____ Records

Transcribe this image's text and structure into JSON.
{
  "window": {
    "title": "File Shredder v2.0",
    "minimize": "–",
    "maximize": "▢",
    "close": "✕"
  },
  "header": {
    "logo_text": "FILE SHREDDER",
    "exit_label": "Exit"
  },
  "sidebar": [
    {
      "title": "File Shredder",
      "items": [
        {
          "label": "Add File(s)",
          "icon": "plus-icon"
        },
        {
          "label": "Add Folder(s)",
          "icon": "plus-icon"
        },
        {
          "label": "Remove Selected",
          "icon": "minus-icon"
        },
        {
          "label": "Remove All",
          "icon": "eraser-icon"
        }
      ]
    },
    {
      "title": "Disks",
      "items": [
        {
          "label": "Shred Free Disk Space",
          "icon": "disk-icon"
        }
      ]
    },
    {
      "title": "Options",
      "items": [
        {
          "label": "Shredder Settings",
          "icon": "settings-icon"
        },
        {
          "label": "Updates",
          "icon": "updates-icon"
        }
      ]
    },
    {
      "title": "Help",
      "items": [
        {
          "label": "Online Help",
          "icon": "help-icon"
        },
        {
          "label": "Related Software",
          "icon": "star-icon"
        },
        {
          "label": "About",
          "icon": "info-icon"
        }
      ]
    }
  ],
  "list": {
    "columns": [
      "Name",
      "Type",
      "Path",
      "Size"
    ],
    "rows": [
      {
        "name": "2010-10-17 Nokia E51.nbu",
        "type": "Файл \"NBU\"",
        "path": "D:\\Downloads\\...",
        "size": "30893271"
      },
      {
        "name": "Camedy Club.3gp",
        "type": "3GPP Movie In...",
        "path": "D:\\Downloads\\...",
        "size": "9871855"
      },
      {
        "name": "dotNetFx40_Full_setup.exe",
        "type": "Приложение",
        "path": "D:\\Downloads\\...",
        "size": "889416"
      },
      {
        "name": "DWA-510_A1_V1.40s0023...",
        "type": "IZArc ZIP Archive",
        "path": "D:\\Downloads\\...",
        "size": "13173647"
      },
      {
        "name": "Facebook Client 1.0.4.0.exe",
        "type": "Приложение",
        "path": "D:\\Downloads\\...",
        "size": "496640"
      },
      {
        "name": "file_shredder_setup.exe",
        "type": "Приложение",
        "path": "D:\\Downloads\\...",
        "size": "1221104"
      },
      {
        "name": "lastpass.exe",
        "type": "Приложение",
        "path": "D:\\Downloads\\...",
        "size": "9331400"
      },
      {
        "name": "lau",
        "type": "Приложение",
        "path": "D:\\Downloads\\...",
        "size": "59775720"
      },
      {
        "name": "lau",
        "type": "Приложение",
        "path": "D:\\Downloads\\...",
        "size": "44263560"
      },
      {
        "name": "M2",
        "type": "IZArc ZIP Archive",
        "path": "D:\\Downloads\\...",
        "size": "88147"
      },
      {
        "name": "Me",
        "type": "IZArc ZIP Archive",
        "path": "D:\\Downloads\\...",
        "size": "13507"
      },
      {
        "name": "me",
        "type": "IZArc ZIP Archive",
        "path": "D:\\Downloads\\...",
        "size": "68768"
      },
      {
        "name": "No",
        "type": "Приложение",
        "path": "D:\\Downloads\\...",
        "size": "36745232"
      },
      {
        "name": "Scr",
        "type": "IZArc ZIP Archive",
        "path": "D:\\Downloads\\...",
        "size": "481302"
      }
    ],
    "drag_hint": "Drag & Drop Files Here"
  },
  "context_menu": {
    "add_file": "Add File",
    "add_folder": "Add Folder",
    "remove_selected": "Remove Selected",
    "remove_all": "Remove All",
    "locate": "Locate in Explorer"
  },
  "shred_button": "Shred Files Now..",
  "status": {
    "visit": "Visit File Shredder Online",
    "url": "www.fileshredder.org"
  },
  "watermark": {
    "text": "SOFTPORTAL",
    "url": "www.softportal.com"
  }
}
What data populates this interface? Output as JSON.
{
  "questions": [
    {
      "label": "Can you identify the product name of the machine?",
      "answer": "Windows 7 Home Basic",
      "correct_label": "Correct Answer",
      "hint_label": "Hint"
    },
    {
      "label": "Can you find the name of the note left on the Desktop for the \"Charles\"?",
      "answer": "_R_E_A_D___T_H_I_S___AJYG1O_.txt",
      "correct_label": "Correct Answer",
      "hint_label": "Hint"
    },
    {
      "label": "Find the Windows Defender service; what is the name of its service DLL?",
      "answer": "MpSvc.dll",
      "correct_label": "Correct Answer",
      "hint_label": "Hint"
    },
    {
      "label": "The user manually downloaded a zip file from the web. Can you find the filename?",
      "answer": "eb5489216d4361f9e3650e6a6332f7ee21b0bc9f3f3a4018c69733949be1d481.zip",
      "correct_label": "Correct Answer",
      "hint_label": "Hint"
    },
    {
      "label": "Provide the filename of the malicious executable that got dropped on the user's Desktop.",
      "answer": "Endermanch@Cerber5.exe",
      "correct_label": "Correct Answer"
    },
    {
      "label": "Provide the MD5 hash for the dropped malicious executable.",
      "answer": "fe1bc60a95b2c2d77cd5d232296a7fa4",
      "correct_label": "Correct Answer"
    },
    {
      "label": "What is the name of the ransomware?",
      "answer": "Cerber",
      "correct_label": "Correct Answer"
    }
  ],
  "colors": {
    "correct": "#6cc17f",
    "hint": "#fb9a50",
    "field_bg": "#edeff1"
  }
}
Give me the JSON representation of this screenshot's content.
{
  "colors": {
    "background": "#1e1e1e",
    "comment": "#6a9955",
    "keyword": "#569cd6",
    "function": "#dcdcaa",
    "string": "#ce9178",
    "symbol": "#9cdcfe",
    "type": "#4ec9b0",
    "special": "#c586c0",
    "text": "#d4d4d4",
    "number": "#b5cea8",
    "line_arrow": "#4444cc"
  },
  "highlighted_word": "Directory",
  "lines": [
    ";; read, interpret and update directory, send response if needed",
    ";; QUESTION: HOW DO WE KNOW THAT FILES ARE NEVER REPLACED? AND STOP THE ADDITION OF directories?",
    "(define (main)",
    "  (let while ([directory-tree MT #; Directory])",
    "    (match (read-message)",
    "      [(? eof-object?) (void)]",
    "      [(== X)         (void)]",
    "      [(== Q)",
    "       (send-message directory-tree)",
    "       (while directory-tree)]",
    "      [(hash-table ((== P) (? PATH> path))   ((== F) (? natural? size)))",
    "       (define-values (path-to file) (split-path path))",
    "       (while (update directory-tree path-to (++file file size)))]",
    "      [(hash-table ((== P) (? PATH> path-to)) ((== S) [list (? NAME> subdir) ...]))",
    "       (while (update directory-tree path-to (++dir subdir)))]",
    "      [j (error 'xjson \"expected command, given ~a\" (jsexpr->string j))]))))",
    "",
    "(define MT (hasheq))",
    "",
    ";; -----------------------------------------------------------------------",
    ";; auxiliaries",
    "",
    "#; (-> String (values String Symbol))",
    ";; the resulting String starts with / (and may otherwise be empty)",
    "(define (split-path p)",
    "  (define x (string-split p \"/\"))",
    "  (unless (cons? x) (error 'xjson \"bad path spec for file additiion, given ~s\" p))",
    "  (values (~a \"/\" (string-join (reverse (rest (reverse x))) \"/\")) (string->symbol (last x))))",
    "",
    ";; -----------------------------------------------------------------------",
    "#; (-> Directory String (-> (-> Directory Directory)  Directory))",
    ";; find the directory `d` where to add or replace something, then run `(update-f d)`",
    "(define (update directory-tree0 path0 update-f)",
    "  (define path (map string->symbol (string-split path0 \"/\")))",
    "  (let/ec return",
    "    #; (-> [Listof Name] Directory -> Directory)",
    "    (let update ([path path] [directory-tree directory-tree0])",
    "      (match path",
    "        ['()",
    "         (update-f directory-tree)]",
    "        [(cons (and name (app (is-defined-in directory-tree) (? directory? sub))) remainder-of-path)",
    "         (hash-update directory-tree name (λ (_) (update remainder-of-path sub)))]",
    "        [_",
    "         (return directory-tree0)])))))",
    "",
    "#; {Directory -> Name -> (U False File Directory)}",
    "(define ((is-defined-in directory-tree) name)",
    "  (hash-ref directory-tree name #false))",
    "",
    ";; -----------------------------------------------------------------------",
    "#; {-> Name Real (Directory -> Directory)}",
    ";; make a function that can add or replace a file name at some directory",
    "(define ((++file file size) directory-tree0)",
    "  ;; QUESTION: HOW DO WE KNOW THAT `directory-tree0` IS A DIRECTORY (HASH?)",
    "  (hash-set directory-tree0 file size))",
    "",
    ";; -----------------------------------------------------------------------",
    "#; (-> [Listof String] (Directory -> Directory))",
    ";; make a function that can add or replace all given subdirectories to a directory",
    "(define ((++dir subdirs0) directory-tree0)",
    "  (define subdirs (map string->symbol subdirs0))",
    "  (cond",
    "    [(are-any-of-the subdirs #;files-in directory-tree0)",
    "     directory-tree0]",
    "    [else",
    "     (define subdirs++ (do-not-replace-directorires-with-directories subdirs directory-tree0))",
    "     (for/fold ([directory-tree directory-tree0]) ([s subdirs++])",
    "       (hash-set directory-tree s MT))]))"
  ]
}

________

The request ▸ Copy every line above that holds the word "icon".

Expected answer ▸
          "icon": "plus-icon"
          "icon": "plus-icon"
          "icon": "minus-icon"
          "icon": "eraser-icon"
          "icon": "disk-icon"
          "icon": "settings-icon"
          "icon": "updates-icon"
          "icon": "help-icon"
          "icon": "star-icon"
          "icon": "info-icon"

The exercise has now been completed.